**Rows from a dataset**
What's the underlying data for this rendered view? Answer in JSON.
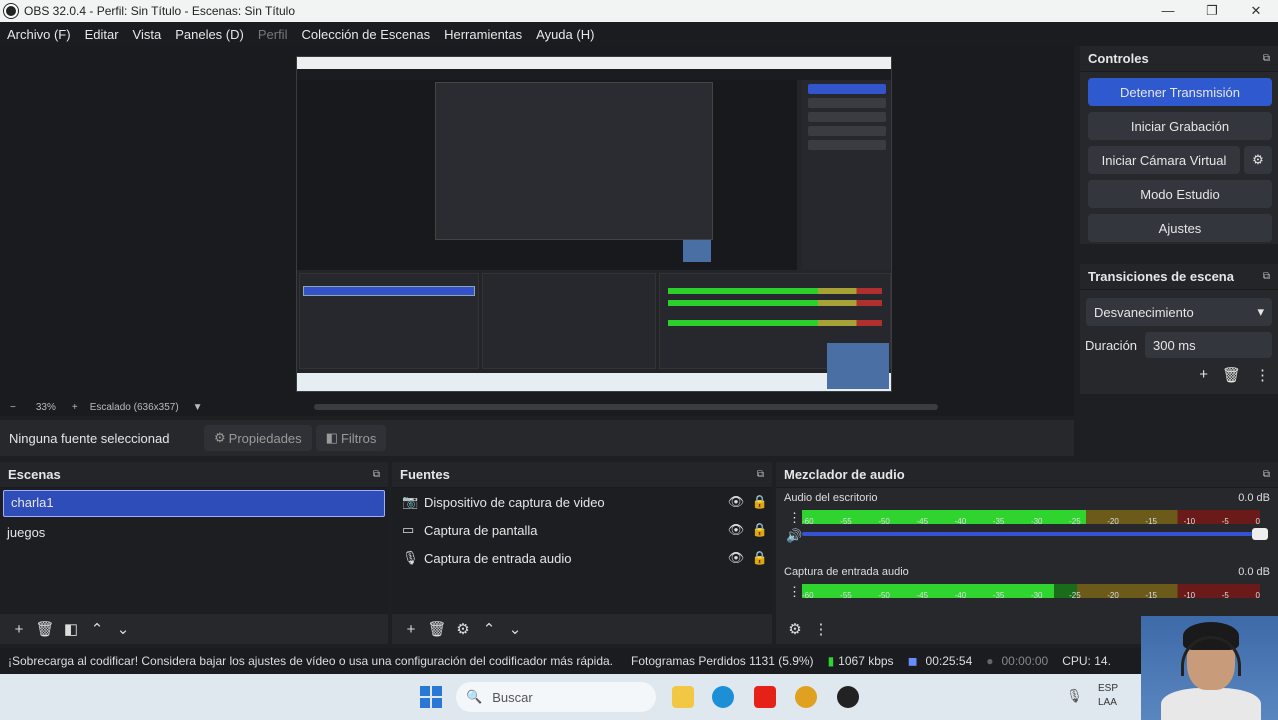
{
  "window": {
    "title": "OBS 32.0.4 - Perfil: Sin Título - Escenas: Sin Título",
    "minimize": "—",
    "maximize": "❐",
    "close": "✕"
  },
  "menu": [
    "Archivo (F)",
    "Editar",
    "Vista",
    "Paneles (D)",
    "Perfil",
    "Colección de Escenas",
    "Herramientas",
    "Ayuda (H)"
  ],
  "preview": {
    "zoom": "33%",
    "scaling": "Escalado (636x357)",
    "zoom_minus": "−",
    "zoom_plus": "+",
    "arrow": "▼"
  },
  "source_bar": {
    "label": "Ninguna fuente seleccionad",
    "properties": "Propiedades",
    "filters": "Filtros"
  },
  "controls": {
    "title": "Controles",
    "stop_stream": "Detener Transmisión",
    "start_recording": "Iniciar Grabación",
    "start_virtual_cam": "Iniciar Cámara Virtual",
    "studio_mode": "Modo Estudio",
    "settings": "Ajustes"
  },
  "transitions": {
    "title": "Transiciones de escena",
    "selected": "Desvanecimiento",
    "duration_label": "Duración",
    "duration_value": "300 ms"
  },
  "scenes": {
    "title": "Escenas",
    "items": [
      "charla1",
      "juegos"
    ]
  },
  "sources": {
    "title": "Fuentes",
    "items": [
      "Dispositivo de captura de video",
      "Captura de pantalla",
      "Captura de entrada audio"
    ]
  },
  "mixer": {
    "title": "Mezclador de audio",
    "channels": [
      {
        "name": "Audio del escritorio",
        "db": "0.0 dB",
        "level": 0.62
      },
      {
        "name": "Captura de entrada audio",
        "db": "0.0 dB",
        "level": 0.55
      }
    ],
    "ticks": [
      "-60",
      "-55",
      "-50",
      "-45",
      "-40",
      "-35",
      "-30",
      "-25",
      "-20",
      "-15",
      "-10",
      "-5",
      "0"
    ]
  },
  "status": {
    "warning": "¡Sobrecarga al codificar! Considera bajar los ajustes de vídeo o usa una configuración del codificador más rápida.",
    "dropped": "Fotogramas Perdidos 1131 (5.9%)",
    "bitrate": "1067 kbps",
    "stream_time": "00:25:54",
    "record_time": "00:00:00",
    "cpu": "CPU: 14."
  },
  "taskbar": {
    "search": "Buscar",
    "lang1": "ESP",
    "lang2": "LAA"
  },
  "colors": {
    "accent": "#2f59cf",
    "meter_green": "#2fd42f"
  }
}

**WORK TO COMPLETE**
Search the records above for "Perfil". Copy each line where it is found.

**WRITTEN ANSWER**
    "title": "OBS 32.0.4 - Perfil: Sin Título - Escenas: Sin Título",
    "Perfil",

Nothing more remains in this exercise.